Work out how many lines hold "連續申請失業救濟金人數". Give the number and nothing else.

### Extracted information ###

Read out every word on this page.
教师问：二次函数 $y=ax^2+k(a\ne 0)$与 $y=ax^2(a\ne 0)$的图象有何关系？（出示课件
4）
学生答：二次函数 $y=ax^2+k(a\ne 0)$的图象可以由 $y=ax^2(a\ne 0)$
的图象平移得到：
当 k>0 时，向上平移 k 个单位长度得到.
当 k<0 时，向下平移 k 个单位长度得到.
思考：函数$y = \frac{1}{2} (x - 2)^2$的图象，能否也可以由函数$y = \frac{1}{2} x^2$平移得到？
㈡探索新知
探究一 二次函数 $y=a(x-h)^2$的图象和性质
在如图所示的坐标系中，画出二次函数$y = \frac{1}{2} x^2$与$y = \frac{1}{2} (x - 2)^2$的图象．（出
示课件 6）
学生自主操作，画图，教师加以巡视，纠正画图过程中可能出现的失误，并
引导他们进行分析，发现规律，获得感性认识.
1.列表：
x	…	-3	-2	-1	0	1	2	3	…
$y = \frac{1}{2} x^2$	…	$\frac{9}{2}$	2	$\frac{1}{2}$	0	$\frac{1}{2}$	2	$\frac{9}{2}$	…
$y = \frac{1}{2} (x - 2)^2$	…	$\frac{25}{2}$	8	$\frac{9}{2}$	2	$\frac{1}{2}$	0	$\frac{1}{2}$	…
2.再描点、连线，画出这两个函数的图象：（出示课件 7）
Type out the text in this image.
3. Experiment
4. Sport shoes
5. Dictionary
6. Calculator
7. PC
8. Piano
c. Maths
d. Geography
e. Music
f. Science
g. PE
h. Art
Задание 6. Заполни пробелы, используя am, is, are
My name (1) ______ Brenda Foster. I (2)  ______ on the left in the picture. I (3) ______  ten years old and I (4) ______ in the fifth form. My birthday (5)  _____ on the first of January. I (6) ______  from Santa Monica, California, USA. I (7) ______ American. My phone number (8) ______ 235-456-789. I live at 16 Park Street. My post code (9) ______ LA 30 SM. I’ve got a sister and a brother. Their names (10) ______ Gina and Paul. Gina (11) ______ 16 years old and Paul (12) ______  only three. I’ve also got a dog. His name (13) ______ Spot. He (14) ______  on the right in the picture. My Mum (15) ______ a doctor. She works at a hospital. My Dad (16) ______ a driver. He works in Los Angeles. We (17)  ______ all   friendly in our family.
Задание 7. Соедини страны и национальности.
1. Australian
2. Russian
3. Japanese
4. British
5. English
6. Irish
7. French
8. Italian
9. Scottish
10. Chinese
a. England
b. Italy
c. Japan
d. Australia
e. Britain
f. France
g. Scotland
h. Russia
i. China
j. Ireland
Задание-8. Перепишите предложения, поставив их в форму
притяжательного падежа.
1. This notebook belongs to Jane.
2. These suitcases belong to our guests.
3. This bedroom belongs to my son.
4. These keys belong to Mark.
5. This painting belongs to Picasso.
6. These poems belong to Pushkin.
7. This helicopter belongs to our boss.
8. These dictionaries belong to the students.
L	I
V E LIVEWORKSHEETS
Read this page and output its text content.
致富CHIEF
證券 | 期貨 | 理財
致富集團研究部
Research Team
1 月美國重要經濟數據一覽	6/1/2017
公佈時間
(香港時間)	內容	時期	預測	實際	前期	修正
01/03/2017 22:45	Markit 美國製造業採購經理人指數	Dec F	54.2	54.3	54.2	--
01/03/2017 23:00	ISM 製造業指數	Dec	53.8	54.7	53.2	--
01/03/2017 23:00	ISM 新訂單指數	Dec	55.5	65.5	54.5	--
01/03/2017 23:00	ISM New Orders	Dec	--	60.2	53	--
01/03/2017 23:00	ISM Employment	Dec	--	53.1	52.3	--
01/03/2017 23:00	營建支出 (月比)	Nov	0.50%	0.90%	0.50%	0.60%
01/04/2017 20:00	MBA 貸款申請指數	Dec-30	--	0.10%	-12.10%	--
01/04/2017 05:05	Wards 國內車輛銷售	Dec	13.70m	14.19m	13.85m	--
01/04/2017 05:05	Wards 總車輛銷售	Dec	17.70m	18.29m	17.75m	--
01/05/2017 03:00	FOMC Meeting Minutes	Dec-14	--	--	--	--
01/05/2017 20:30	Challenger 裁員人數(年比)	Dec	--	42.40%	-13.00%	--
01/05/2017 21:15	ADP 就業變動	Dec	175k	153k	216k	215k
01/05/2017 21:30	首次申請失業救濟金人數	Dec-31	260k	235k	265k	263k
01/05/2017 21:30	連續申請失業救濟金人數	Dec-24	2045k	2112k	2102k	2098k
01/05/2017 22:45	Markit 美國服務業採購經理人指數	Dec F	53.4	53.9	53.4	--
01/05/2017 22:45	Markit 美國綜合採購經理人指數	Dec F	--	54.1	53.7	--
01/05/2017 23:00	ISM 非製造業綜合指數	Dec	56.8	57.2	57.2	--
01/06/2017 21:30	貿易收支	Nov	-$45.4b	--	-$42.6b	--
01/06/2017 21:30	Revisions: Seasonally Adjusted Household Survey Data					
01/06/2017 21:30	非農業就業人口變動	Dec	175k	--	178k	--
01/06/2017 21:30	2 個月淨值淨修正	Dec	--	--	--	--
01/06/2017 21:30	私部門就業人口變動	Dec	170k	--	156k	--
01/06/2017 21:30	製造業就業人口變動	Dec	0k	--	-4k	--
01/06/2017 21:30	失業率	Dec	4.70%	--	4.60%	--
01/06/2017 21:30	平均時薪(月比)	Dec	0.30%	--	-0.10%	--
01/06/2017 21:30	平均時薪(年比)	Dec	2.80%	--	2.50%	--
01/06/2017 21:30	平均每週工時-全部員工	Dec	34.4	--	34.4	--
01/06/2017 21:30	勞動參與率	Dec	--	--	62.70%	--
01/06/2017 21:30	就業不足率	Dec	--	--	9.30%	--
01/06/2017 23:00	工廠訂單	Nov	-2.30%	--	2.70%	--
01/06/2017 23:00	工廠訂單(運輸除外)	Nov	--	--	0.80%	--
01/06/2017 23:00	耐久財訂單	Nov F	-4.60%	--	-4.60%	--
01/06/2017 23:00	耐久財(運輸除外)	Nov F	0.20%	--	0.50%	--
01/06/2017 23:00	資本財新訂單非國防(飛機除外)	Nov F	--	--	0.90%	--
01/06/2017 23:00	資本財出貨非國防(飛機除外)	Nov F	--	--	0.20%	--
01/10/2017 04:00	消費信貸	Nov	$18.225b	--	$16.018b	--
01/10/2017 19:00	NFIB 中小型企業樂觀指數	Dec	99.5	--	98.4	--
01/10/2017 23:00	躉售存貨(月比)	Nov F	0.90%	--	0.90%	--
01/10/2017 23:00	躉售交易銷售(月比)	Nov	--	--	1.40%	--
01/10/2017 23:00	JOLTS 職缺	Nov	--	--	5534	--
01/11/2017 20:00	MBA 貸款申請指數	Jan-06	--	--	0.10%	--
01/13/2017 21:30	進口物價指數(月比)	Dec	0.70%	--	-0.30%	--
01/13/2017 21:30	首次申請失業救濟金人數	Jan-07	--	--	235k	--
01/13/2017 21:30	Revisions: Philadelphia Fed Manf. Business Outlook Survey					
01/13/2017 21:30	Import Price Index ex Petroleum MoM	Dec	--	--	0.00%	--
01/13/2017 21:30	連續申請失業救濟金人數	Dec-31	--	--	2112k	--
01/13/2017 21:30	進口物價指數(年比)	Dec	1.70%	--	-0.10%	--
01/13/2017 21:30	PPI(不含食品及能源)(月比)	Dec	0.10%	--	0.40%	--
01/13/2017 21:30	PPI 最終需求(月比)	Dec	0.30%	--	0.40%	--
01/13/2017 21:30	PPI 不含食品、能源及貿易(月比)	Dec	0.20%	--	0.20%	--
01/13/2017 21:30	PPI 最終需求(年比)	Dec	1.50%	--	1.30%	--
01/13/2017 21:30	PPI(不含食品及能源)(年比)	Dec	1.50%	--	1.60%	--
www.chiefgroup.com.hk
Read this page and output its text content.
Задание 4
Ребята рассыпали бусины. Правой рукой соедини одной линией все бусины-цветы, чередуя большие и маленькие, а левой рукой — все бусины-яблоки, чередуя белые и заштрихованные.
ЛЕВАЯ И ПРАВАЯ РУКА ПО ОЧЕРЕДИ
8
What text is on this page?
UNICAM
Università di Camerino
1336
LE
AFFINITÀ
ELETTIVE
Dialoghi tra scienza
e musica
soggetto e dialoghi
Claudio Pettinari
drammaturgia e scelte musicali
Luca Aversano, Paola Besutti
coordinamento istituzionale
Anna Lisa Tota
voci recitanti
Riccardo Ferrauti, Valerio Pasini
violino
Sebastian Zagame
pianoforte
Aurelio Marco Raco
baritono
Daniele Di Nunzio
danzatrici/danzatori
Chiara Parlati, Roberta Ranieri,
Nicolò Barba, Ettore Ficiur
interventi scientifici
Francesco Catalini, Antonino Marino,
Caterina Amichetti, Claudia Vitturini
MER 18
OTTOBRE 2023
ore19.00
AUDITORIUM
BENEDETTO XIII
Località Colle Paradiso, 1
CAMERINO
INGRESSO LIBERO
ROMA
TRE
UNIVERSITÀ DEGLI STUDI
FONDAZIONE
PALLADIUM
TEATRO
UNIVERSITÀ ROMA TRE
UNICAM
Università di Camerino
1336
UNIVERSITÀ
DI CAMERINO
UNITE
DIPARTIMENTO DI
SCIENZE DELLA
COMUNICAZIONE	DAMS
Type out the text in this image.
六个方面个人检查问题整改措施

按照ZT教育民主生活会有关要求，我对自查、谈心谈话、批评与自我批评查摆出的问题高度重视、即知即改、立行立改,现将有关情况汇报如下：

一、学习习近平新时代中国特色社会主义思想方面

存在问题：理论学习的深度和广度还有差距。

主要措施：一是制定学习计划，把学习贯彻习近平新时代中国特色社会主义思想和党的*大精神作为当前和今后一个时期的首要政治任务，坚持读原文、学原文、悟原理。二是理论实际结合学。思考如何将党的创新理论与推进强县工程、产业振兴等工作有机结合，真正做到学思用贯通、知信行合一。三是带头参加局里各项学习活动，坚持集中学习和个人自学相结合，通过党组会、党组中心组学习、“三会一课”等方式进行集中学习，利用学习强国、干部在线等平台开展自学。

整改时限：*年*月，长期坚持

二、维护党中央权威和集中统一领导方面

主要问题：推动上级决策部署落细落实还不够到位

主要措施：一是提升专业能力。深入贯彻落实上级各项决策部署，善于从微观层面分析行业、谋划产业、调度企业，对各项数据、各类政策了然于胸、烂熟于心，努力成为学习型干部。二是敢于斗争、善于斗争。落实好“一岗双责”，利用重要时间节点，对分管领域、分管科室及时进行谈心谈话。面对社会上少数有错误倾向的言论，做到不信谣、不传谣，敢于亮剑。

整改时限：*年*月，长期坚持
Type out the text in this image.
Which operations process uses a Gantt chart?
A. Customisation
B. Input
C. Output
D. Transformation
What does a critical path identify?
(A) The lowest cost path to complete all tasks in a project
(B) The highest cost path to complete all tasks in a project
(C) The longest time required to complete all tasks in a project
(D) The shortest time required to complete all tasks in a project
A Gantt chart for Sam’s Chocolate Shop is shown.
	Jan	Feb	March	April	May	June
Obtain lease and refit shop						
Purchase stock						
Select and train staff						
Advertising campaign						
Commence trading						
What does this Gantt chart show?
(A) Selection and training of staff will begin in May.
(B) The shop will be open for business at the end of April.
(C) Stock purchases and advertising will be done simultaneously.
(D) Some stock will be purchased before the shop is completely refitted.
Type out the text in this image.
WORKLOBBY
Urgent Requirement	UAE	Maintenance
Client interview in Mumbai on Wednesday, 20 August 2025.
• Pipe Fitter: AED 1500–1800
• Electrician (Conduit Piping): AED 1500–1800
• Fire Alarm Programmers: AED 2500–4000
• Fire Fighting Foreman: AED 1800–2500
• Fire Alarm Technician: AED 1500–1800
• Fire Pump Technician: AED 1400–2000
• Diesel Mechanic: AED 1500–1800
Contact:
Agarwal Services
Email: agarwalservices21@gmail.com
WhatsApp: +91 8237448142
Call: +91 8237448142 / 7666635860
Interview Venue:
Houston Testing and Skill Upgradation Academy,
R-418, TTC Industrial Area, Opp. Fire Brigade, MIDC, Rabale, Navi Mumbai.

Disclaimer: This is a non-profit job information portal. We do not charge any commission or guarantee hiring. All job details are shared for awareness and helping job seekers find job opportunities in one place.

###

_Result of the exercise_: 2